= Objective =
The records below are to be repeated in full, exactly as they are.

Collected data entries

= = = = = = =

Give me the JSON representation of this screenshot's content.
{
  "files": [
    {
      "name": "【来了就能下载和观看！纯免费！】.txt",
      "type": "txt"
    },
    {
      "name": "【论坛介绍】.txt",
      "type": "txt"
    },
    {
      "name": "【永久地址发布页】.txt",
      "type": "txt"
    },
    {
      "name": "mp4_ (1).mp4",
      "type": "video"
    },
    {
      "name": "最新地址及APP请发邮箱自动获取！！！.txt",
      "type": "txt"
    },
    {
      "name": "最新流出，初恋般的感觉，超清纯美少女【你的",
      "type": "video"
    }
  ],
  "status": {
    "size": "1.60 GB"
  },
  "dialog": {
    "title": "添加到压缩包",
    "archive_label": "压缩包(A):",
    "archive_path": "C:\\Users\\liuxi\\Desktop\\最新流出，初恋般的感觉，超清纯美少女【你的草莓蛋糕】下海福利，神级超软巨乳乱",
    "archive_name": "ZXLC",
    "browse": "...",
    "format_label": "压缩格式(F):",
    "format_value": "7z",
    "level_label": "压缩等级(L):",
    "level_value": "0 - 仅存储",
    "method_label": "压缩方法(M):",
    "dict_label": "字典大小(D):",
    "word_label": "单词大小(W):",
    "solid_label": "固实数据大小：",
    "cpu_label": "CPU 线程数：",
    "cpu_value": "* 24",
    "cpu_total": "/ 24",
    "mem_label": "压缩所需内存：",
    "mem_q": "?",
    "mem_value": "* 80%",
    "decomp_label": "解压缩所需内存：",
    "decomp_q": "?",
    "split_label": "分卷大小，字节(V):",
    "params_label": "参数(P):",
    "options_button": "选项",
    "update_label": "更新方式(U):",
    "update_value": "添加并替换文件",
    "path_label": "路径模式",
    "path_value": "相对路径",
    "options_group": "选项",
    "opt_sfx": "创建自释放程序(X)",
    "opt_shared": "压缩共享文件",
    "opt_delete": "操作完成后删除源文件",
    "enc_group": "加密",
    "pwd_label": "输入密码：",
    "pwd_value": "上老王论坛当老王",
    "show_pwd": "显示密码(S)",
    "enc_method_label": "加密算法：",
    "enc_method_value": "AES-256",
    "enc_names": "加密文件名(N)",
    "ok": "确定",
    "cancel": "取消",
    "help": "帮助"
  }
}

= = = = = = =

= Response to the task =
Give me the JSON representation of this screenshot's content.
{
  "files": [
    {
      "name": "【来了就能下载和观看！纯免费！】.txt",
      "type": "txt"
    },
    {
      "name": "【论坛介绍】.txt",
      "type": "txt"
    },
    {
      "name": "【永久地址发布页】.txt",
      "type": "txt"
    },
    {
      "name": "mp4_ (1).mp4",
      "type": "video"
    },
    {
      "name": "最新地址及APP请发邮箱自动获取！！！.txt",
      "type": "txt"
    },
    {
      "name": "最新流出，初恋般的感觉，超清纯美少女【你的",
      "type": "video"
    }
  ],
  "status": {
    "size": "1.60 GB"
  },
  "dialog": {
    "title": "添加到压缩包",
    "archive_label": "压缩包(A):",
    "archive_path": "C:\\Users\\liuxi\\Desktop\\最新流出，初恋般的感觉，超清纯美少女【你的草莓蛋糕】下海福利，神级超软巨乳乱",
    "archive_name": "ZXLC",
    "browse": "...",
    "format_label": "压缩格式(F):",
    "format_value": "7z",
    "level_label": "压缩等级(L):",
    "level_value": "0 - 仅存储",
    "method_label": "压缩方法(M):",
    "dict_label": "字典大小(D):",
    "word_label": "单词大小(W):",
    "solid_label": "固实数据大小：",
    "cpu_label": "CPU 线程数：",
    "cpu_value": "* 24",
    "cpu_total": "/ 24",
    "mem_label": "压缩所需内存：",
    "mem_q": "?",
    "mem_value": "* 80%",
    "decomp_label": "解压缩所需内存：",
    "decomp_q": "?",
    "split_label": "分卷大小，字节(V):",
    "params_label": "参数(P):",
    "options_button": "选项",
    "update_label": "更新方式(U):",
    "update_value": "添加并替换文件",
    "path_label": "路径模式",
    "path_value": "相对路径",
    "options_group": "选项",
    "opt_sfx": "创建自释放程序(X)",
    "opt_shared": "压缩共享文件",
    "opt_delete": "操作完成后删除源文件",
    "enc_group": "加密",
    "pwd_label": "输入密码：",
    "pwd_value": "上老王论坛当老王",
    "show_pwd": "显示密码(S)",
    "enc_method_label": "加密算法：",
    "enc_method_value": "AES-256",
    "enc_names": "加密文件名(N)",
    "ok": "确定",
    "cancel": "取消",
    "help": "帮助"
  }
}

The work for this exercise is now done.